▶ _Given exercise_
Produce an exact copy of the lines from the line containing "Read this page and output its text content." through the last line of the entries below, and only those lines.

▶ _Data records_
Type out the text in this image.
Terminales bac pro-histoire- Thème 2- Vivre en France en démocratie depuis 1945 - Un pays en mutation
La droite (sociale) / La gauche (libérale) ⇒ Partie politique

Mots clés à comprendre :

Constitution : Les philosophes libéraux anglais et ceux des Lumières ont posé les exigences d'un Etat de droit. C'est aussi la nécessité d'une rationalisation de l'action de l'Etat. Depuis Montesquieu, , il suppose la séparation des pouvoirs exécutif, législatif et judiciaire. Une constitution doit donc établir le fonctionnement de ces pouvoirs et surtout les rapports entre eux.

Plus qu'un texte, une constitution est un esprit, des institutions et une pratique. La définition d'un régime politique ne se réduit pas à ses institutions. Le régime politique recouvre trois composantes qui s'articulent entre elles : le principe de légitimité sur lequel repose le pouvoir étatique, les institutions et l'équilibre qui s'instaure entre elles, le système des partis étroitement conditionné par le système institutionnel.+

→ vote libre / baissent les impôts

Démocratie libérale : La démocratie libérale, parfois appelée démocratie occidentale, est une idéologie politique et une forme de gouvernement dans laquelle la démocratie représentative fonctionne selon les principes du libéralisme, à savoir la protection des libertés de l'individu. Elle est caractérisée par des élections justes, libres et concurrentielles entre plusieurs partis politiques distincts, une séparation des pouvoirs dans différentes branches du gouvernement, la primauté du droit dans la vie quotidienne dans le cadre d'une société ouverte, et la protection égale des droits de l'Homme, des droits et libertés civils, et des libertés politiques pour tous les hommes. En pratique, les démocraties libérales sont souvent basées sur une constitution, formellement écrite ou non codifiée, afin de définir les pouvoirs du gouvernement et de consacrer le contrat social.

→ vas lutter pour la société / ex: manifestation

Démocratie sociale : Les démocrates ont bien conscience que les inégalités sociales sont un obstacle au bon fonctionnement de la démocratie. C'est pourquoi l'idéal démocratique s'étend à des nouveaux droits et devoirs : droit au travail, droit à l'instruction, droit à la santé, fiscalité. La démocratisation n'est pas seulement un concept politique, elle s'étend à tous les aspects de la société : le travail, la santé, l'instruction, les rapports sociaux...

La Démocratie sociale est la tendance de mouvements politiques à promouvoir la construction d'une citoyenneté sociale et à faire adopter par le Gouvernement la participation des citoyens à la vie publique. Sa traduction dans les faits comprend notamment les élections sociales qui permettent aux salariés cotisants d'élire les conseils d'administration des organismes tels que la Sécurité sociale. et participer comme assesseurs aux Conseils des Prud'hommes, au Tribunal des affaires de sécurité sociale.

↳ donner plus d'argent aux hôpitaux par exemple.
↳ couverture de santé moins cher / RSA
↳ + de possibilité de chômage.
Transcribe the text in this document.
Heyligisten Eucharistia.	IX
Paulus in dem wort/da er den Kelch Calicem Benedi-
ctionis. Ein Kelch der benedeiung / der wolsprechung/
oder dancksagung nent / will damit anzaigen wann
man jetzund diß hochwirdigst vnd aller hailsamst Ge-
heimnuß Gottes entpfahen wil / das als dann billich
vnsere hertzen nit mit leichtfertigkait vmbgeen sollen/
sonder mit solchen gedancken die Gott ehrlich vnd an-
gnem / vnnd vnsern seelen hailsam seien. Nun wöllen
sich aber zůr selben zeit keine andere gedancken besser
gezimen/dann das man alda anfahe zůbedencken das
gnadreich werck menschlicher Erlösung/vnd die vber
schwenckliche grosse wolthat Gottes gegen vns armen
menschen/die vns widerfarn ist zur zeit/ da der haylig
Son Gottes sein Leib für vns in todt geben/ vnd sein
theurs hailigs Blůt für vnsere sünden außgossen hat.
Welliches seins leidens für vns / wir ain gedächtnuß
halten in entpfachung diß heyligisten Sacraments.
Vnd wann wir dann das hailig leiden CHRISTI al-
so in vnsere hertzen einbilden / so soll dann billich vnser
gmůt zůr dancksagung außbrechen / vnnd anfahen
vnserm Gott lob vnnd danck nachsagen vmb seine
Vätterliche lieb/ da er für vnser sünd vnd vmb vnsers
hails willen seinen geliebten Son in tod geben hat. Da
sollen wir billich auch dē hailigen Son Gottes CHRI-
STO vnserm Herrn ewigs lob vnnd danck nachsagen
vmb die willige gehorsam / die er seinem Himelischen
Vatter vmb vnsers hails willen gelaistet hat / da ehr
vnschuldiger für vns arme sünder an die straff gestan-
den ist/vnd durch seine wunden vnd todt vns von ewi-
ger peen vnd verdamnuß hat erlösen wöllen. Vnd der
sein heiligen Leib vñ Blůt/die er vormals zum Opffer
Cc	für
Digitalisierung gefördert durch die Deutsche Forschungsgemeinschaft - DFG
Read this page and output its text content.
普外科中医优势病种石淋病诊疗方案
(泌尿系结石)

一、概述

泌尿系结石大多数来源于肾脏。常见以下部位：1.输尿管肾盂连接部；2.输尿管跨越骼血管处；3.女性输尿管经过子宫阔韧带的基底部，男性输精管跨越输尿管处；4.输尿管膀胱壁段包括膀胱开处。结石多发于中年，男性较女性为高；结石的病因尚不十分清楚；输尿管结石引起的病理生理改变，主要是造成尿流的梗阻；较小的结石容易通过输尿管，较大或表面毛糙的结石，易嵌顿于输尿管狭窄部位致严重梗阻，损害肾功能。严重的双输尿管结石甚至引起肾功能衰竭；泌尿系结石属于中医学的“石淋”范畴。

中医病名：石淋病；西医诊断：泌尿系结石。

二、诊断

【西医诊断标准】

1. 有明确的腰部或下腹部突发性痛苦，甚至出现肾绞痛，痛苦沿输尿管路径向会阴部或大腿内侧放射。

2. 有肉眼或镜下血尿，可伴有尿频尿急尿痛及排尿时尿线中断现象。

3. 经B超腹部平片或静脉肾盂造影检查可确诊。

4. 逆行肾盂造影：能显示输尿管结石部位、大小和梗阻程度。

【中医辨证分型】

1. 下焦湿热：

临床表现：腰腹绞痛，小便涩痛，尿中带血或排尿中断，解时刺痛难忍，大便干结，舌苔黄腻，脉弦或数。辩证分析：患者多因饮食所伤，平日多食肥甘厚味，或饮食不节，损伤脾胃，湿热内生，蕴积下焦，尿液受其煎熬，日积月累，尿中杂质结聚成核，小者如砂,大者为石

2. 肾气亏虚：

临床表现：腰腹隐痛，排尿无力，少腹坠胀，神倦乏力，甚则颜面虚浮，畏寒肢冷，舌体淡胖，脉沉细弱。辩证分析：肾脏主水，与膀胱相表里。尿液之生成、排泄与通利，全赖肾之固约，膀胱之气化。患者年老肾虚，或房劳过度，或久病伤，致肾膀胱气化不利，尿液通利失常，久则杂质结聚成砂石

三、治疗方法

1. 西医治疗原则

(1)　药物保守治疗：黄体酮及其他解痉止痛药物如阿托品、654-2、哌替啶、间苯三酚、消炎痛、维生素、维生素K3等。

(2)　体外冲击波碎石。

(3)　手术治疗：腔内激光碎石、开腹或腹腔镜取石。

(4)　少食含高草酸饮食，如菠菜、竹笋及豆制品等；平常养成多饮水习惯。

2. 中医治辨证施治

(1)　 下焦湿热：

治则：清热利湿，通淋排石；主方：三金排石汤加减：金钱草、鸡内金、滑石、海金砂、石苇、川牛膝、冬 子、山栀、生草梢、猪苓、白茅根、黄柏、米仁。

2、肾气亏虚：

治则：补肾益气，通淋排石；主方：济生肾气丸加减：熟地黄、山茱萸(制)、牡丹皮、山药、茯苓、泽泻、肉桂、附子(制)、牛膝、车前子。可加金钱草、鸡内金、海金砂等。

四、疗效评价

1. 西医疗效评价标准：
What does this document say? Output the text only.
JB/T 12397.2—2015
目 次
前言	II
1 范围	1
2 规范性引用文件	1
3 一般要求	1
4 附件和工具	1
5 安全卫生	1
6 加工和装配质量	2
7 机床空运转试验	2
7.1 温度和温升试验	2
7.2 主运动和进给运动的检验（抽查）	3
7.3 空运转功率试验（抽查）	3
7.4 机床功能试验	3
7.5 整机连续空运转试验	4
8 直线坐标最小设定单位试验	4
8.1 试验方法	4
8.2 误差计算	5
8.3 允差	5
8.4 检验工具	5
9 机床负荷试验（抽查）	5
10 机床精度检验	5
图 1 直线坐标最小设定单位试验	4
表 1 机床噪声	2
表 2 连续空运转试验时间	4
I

▶ _Solution to this task_
Read this page and output its text content.
普外科中医优势病种石淋病诊疗方案
(泌尿系结石)

一、概述

泌尿系结石大多数来源于肾脏。常见以下部位：1.输尿管肾盂连接部；2.输尿管跨越骼血管处；3.女性输尿管经过子宫阔韧带的基底部，男性输精管跨越输尿管处；4.输尿管膀胱壁段包括膀胱开处。结石多发于中年，男性较女性为高；结石的病因尚不十分清楚；输尿管结石引起的病理生理改变，主要是造成尿流的梗阻；较小的结石容易通过输尿管，较大或表面毛糙的结石，易嵌顿于输尿管狭窄部位致严重梗阻，损害肾功能。严重的双输尿管结石甚至引起肾功能衰竭；泌尿系结石属于中医学的“石淋”范畴。

中医病名：石淋病；西医诊断：泌尿系结石。

二、诊断

【西医诊断标准】

1. 有明确的腰部或下腹部突发性痛苦，甚至出现肾绞痛，痛苦沿输尿管路径向会阴部或大腿内侧放射。

2. 有肉眼或镜下血尿，可伴有尿频尿急尿痛及排尿时尿线中断现象。

3. 经B超腹部平片或静脉肾盂造影检查可确诊。

4. 逆行肾盂造影：能显示输尿管结石部位、大小和梗阻程度。

【中医辨证分型】

1. 下焦湿热：

临床表现：腰腹绞痛，小便涩痛，尿中带血或排尿中断，解时刺痛难忍，大便干结，舌苔黄腻，脉弦或数。辩证分析：患者多因饮食所伤，平日多食肥甘厚味，或饮食不节，损伤脾胃，湿热内生，蕴积下焦，尿液受其煎熬，日积月累，尿中杂质结聚成核，小者如砂,大者为石

2. 肾气亏虚：

临床表现：腰腹隐痛，排尿无力，少腹坠胀，神倦乏力，甚则颜面虚浮，畏寒肢冷，舌体淡胖，脉沉细弱。辩证分析：肾脏主水，与膀胱相表里。尿液之生成、排泄与通利，全赖肾之固约，膀胱之气化。患者年老肾虚，或房劳过度，或久病伤，致肾膀胱气化不利，尿液通利失常，久则杂质结聚成砂石

三、治疗方法

1. 西医治疗原则

(1)　药物保守治疗：黄体酮及其他解痉止痛药物如阿托品、654-2、哌替啶、间苯三酚、消炎痛、维生素、维生素K3等。

(2)　体外冲击波碎石。

(3)　手术治疗：腔内激光碎石、开腹或腹腔镜取石。

(4)　少食含高草酸饮食，如菠菜、竹笋及豆制品等；平常养成多饮水习惯。

2. 中医治辨证施治

(1)　 下焦湿热：

治则：清热利湿，通淋排石；主方：三金排石汤加减：金钱草、鸡内金、滑石、海金砂、石苇、川牛膝、冬 子、山栀、生草梢、猪苓、白茅根、黄柏、米仁。

2、肾气亏虚：

治则：补肾益气，通淋排石；主方：济生肾气丸加减：熟地黄、山茱萸(制)、牡丹皮、山药、茯苓、泽泻、肉桂、附子(制)、牛膝、车前子。可加金钱草、鸡内金、海金砂等。

四、疗效评价

1. 西医疗效评价标准：
What does this document say? Output the text only.
JB/T 12397.2—2015
目 次
前言	II
1 范围	1
2 规范性引用文件	1
3 一般要求	1
4 附件和工具	1
5 安全卫生	1
6 加工和装配质量	2
7 机床空运转试验	2
7.1 温度和温升试验	2
7.2 主运动和进给运动的检验（抽查）	3
7.3 空运转功率试验（抽查）	3
7.4 机床功能试验	3
7.5 整机连续空运转试验	4
8 直线坐标最小设定单位试验	4
8.1 试验方法	4
8.2 误差计算	5
8.3 允差	5
8.4 检验工具	5
9 机床负荷试验（抽查）	5
10 机床精度检验	5
图 1 直线坐标最小设定单位试验	4
表 1 机床噪声	2
表 2 连续空运转试验时间	4
I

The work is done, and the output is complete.